[Dataset items]
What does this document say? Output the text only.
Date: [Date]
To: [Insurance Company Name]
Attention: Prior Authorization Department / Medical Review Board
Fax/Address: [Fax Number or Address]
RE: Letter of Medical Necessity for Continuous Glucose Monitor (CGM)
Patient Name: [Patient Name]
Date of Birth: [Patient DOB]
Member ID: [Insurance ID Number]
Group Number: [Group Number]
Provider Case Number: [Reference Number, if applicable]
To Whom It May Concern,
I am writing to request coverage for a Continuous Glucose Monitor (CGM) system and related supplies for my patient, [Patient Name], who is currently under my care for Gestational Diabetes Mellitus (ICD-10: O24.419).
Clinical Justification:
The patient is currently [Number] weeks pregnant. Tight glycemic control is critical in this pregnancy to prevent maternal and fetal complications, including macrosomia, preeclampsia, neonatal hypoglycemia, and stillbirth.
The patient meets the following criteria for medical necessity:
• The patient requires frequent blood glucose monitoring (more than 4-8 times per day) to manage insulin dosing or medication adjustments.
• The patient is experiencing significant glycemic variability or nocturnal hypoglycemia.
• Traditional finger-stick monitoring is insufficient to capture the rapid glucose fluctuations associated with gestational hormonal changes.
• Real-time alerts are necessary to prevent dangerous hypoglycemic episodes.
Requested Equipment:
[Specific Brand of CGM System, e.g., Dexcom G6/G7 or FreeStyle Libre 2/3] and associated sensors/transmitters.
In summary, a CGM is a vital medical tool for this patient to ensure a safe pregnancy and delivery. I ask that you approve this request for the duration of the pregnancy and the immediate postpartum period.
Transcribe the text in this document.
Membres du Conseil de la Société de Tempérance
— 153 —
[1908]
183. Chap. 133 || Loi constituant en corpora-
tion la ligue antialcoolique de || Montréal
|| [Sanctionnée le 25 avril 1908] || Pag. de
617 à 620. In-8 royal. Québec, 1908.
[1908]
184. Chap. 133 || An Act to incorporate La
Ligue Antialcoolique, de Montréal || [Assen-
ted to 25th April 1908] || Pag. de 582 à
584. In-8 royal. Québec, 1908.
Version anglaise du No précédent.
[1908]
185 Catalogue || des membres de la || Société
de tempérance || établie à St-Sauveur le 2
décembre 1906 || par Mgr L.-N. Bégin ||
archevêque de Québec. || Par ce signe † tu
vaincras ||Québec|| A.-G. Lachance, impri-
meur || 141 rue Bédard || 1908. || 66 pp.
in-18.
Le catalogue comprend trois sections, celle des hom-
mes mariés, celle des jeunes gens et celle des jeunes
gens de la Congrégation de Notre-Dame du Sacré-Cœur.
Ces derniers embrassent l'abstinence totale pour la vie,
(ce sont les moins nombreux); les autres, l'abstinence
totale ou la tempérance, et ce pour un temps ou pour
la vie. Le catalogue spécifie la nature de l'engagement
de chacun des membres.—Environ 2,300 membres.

[What is expected] Write every entry out again exactly.

[The solution]
What does this document say? Output the text only.
Date: [Date]
To: [Insurance Company Name]
Attention: Prior Authorization Department / Medical Review Board
Fax/Address: [Fax Number or Address]
RE: Letter of Medical Necessity for Continuous Glucose Monitor (CGM)
Patient Name: [Patient Name]
Date of Birth: [Patient DOB]
Member ID: [Insurance ID Number]
Group Number: [Group Number]
Provider Case Number: [Reference Number, if applicable]
To Whom It May Concern,
I am writing to request coverage for a Continuous Glucose Monitor (CGM) system and related supplies for my patient, [Patient Name], who is currently under my care for Gestational Diabetes Mellitus (ICD-10: O24.419).
Clinical Justification:
The patient is currently [Number] weeks pregnant. Tight glycemic control is critical in this pregnancy to prevent maternal and fetal complications, including macrosomia, preeclampsia, neonatal hypoglycemia, and stillbirth.
The patient meets the following criteria for medical necessity:
• The patient requires frequent blood glucose monitoring (more than 4-8 times per day) to manage insulin dosing or medication adjustments.
• The patient is experiencing significant glycemic variability or nocturnal hypoglycemia.
• Traditional finger-stick monitoring is insufficient to capture the rapid glucose fluctuations associated with gestational hormonal changes.
• Real-time alerts are necessary to prevent dangerous hypoglycemic episodes.
Requested Equipment:
[Specific Brand of CGM System, e.g., Dexcom G6/G7 or FreeStyle Libre 2/3] and associated sensors/transmitters.
In summary, a CGM is a vital medical tool for this patient to ensure a safe pregnancy and delivery. I ask that you approve this request for the duration of the pregnancy and the immediate postpartum period.
Transcribe the text in this document.
Membres du Conseil de la Société de Tempérance
— 153 —
[1908]
183. Chap. 133 || Loi constituant en corpora-
tion la ligue antialcoolique de || Montréal
|| [Sanctionnée le 25 avril 1908] || Pag. de
617 à 620. In-8 royal. Québec, 1908.
[1908]
184. Chap. 133 || An Act to incorporate La
Ligue Antialcoolique, de Montréal || [Assen-
ted to 25th April 1908] || Pag. de 582 à
584. In-8 royal. Québec, 1908.
Version anglaise du No précédent.
[1908]
185 Catalogue || des membres de la || Société
de tempérance || établie à St-Sauveur le 2
décembre 1906 || par Mgr L.-N. Bégin ||
archevêque de Québec. || Par ce signe † tu
vaincras ||Québec|| A.-G. Lachance, impri-
meur || 141 rue Bédard || 1908. || 66 pp.
in-18.
Le catalogue comprend trois sections, celle des hom-
mes mariés, celle des jeunes gens et celle des jeunes
gens de la Congrégation de Notre-Dame du Sacré-Cœur.
Ces derniers embrassent l'abstinence totale pour la vie,
(ce sont les moins nombreux); les autres, l'abstinence
totale ou la tempérance, et ce pour un temps ou pour
la vie. Le catalogue spécifie la nature de l'engagement
de chacun des membres.—Environ 2,300 membres.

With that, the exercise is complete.